# Objective:
Scan the lines below; pull out those with "structured".

# Input material:
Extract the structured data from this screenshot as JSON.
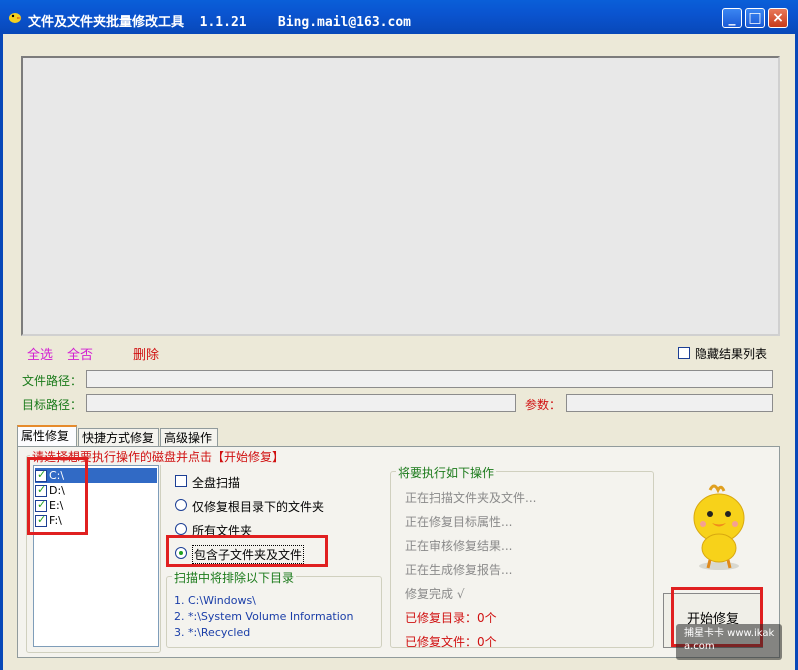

--

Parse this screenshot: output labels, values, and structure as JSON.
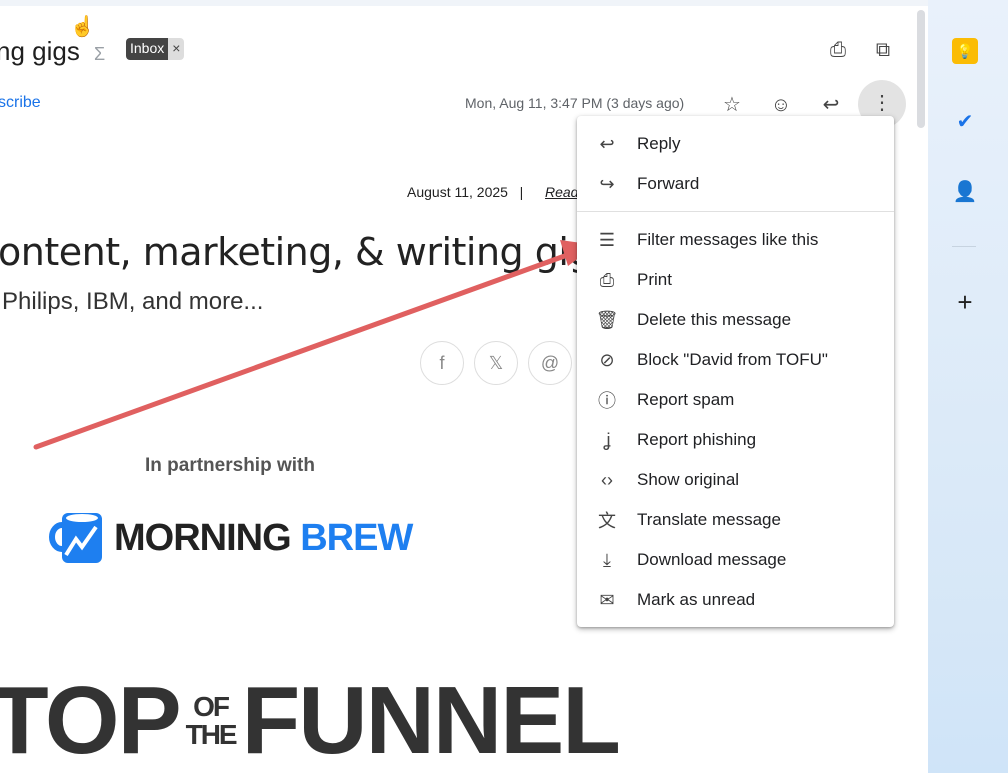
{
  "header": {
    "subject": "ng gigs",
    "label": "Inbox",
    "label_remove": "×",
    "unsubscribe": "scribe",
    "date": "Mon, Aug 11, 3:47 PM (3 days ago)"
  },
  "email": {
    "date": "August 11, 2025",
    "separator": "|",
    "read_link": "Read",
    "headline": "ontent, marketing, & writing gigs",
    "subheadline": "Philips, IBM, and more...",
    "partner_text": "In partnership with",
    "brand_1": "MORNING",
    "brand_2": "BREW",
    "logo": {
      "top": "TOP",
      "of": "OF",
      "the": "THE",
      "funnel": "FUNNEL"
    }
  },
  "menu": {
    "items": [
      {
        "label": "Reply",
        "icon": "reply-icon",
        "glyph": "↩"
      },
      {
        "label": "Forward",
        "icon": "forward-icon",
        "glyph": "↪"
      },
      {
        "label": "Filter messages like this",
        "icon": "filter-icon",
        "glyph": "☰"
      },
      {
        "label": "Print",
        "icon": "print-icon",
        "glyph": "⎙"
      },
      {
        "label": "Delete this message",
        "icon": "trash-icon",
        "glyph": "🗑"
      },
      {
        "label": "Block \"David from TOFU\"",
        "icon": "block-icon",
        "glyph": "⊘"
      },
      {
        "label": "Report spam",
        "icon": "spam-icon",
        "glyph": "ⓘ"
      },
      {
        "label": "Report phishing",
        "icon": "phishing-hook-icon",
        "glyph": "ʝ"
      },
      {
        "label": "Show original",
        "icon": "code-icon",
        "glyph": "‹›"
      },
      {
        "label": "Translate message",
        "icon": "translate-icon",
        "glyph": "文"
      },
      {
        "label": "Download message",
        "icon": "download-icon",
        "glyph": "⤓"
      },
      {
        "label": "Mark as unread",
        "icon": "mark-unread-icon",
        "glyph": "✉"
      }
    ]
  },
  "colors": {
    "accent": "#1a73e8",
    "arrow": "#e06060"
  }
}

* * *

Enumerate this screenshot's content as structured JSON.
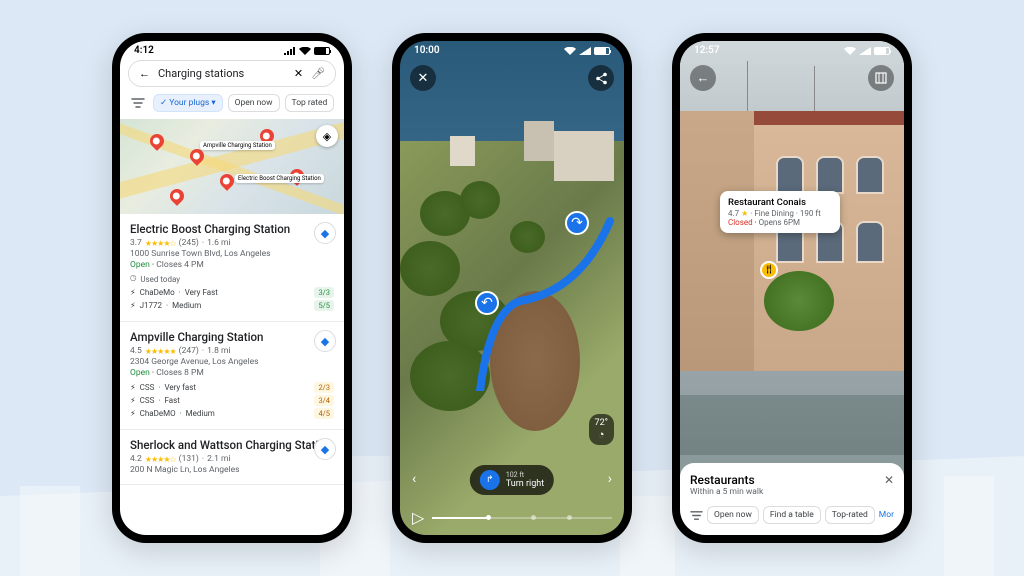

# Worked answer:
Extract the structured data from this screenshot as JSON.
Enumerate this screenshot's content as structured JSON.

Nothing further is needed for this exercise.